**GIVEN EXERCISE:** Rewrite the entries below, replacing every occurrence of "osma-bar" with "histogram-bar" and leaving all other text unchanged.

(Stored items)
---+---
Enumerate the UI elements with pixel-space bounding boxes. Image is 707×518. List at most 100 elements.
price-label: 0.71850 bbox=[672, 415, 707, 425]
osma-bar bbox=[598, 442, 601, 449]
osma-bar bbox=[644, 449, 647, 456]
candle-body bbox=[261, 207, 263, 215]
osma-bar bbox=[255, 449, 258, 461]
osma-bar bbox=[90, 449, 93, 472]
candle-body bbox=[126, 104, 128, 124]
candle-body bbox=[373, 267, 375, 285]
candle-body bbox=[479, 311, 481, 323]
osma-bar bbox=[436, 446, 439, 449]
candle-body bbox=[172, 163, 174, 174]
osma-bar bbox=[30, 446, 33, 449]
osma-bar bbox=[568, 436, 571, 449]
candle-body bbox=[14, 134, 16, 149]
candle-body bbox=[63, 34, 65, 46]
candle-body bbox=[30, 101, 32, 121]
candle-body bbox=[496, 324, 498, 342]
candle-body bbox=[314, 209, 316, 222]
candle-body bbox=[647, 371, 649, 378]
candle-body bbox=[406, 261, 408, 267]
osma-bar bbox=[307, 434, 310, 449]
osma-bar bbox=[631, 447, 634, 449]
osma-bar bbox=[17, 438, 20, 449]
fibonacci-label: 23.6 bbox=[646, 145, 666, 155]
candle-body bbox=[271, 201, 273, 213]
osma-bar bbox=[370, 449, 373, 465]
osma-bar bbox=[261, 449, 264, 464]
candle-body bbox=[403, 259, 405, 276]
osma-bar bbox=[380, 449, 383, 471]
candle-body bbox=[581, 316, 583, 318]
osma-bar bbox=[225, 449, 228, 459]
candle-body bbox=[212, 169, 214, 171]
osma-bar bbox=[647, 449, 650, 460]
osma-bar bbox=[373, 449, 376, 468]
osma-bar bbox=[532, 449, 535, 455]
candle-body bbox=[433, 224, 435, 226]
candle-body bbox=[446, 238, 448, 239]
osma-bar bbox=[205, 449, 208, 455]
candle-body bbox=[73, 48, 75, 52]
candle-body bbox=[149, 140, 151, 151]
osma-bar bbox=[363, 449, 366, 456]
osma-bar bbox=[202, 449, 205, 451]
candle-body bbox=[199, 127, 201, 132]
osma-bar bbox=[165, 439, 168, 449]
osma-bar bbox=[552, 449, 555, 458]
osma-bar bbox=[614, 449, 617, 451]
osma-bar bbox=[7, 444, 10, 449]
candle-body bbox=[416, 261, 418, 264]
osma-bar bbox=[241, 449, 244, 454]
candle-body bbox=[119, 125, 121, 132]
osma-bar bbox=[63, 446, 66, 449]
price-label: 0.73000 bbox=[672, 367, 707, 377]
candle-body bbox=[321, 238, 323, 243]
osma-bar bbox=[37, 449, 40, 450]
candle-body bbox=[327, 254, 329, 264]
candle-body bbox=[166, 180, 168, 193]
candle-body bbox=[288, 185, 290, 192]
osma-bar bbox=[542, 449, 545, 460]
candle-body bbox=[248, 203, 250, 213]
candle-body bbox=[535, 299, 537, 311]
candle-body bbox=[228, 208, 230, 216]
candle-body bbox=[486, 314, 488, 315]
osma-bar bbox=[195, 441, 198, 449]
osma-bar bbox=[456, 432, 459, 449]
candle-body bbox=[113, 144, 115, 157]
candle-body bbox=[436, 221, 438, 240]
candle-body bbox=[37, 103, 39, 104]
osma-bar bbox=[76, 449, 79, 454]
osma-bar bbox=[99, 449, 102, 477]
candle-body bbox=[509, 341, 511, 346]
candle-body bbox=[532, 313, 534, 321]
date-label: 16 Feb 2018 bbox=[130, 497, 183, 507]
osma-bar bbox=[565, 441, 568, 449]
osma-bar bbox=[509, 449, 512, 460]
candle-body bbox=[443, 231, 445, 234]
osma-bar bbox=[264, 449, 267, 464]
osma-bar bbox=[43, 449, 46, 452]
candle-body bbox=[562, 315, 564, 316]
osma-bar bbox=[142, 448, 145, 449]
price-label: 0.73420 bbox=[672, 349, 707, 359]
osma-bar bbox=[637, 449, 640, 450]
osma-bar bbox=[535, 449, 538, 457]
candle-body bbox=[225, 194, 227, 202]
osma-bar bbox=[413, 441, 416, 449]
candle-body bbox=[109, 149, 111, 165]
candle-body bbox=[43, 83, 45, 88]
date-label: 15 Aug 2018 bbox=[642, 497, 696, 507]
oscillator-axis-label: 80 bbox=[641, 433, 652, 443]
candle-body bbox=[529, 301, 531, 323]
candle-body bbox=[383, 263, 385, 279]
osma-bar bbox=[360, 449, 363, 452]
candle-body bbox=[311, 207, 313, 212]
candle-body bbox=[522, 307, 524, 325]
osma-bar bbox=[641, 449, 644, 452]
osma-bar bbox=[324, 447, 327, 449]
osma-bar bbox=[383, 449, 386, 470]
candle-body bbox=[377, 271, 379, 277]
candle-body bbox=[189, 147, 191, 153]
---+---
**WRITTEN SOLUTION:**
Enumerate the UI elements with pixel-space bounding boxes. Image is 707×518. List at most 100 elements.
price-label: 0.71850 bbox=[672, 415, 707, 425]
histogram-bar bbox=[598, 442, 601, 449]
histogram-bar bbox=[644, 449, 647, 456]
candle-body bbox=[261, 207, 263, 215]
histogram-bar bbox=[255, 449, 258, 461]
histogram-bar bbox=[90, 449, 93, 472]
candle-body bbox=[126, 104, 128, 124]
candle-body bbox=[373, 267, 375, 285]
candle-body bbox=[479, 311, 481, 323]
histogram-bar bbox=[436, 446, 439, 449]
candle-body bbox=[172, 163, 174, 174]
histogram-bar bbox=[30, 446, 33, 449]
histogram-bar bbox=[568, 436, 571, 449]
candle-body bbox=[14, 134, 16, 149]
candle-body bbox=[63, 34, 65, 46]
candle-body bbox=[30, 101, 32, 121]
candle-body bbox=[496, 324, 498, 342]
candle-body bbox=[314, 209, 316, 222]
candle-body bbox=[647, 371, 649, 378]
candle-body bbox=[406, 261, 408, 267]
histogram-bar bbox=[307, 434, 310, 449]
histogram-bar bbox=[631, 447, 634, 449]
histogram-bar bbox=[17, 438, 20, 449]
fibonacci-label: 23.6 bbox=[646, 145, 666, 155]
candle-body bbox=[271, 201, 273, 213]
histogram-bar bbox=[370, 449, 373, 465]
histogram-bar bbox=[261, 449, 264, 464]
candle-body bbox=[403, 259, 405, 276]
histogram-bar bbox=[380, 449, 383, 471]
candle-body bbox=[581, 316, 583, 318]
histogram-bar bbox=[225, 449, 228, 459]
candle-body bbox=[212, 169, 214, 171]
histogram-bar bbox=[647, 449, 650, 460]
histogram-bar bbox=[373, 449, 376, 468]
histogram-bar bbox=[532, 449, 535, 455]
candle-body bbox=[433, 224, 435, 226]
candle-body bbox=[446, 238, 448, 239]
histogram-bar bbox=[205, 449, 208, 455]
candle-body bbox=[73, 48, 75, 52]
candle-body bbox=[149, 140, 151, 151]
histogram-bar bbox=[363, 449, 366, 456]
histogram-bar bbox=[202, 449, 205, 451]
candle-body bbox=[199, 127, 201, 132]
histogram-bar bbox=[165, 439, 168, 449]
histogram-bar bbox=[552, 449, 555, 458]
histogram-bar bbox=[614, 449, 617, 451]
histogram-bar bbox=[7, 444, 10, 449]
candle-body bbox=[416, 261, 418, 264]
histogram-bar bbox=[241, 449, 244, 454]
candle-body bbox=[119, 125, 121, 132]
histogram-bar bbox=[63, 446, 66, 449]
price-label: 0.73000 bbox=[672, 367, 707, 377]
candle-body bbox=[321, 238, 323, 243]
histogram-bar bbox=[37, 449, 40, 450]
candle-body bbox=[327, 254, 329, 264]
candle-body bbox=[166, 180, 168, 193]
candle-body bbox=[288, 185, 290, 192]
histogram-bar bbox=[542, 449, 545, 460]
candle-body bbox=[248, 203, 250, 213]
candle-body bbox=[535, 299, 537, 311]
candle-body bbox=[228, 208, 230, 216]
candle-body bbox=[486, 314, 488, 315]
histogram-bar bbox=[195, 441, 198, 449]
histogram-bar bbox=[456, 432, 459, 449]
candle-body bbox=[113, 144, 115, 157]
candle-body bbox=[436, 221, 438, 240]
candle-body bbox=[37, 103, 39, 104]
histogram-bar bbox=[76, 449, 79, 454]
histogram-bar bbox=[99, 449, 102, 477]
candle-body bbox=[509, 341, 511, 346]
candle-body bbox=[532, 313, 534, 321]
date-label: 16 Feb 2018 bbox=[130, 497, 183, 507]
histogram-bar bbox=[565, 441, 568, 449]
histogram-bar bbox=[509, 449, 512, 460]
candle-body bbox=[443, 231, 445, 234]
histogram-bar bbox=[264, 449, 267, 464]
histogram-bar bbox=[43, 449, 46, 452]
candle-body bbox=[562, 315, 564, 316]
histogram-bar bbox=[142, 448, 145, 449]
price-label: 0.73420 bbox=[672, 349, 707, 359]
histogram-bar bbox=[637, 449, 640, 450]
histogram-bar bbox=[535, 449, 538, 457]
candle-body bbox=[225, 194, 227, 202]
histogram-bar bbox=[413, 441, 416, 449]
candle-body bbox=[109, 149, 111, 165]
candle-body bbox=[43, 83, 45, 88]
date-label: 15 Aug 2018 bbox=[642, 497, 696, 507]
oscillator-axis-label: 80 bbox=[641, 433, 652, 443]
candle-body bbox=[529, 301, 531, 323]
candle-body bbox=[383, 263, 385, 279]
histogram-bar bbox=[360, 449, 363, 452]
candle-body bbox=[311, 207, 313, 212]
candle-body bbox=[522, 307, 524, 325]
histogram-bar bbox=[641, 449, 644, 452]
histogram-bar bbox=[324, 447, 327, 449]
histogram-bar bbox=[383, 449, 386, 470]
candle-body bbox=[377, 271, 379, 277]
candle-body bbox=[189, 147, 191, 153]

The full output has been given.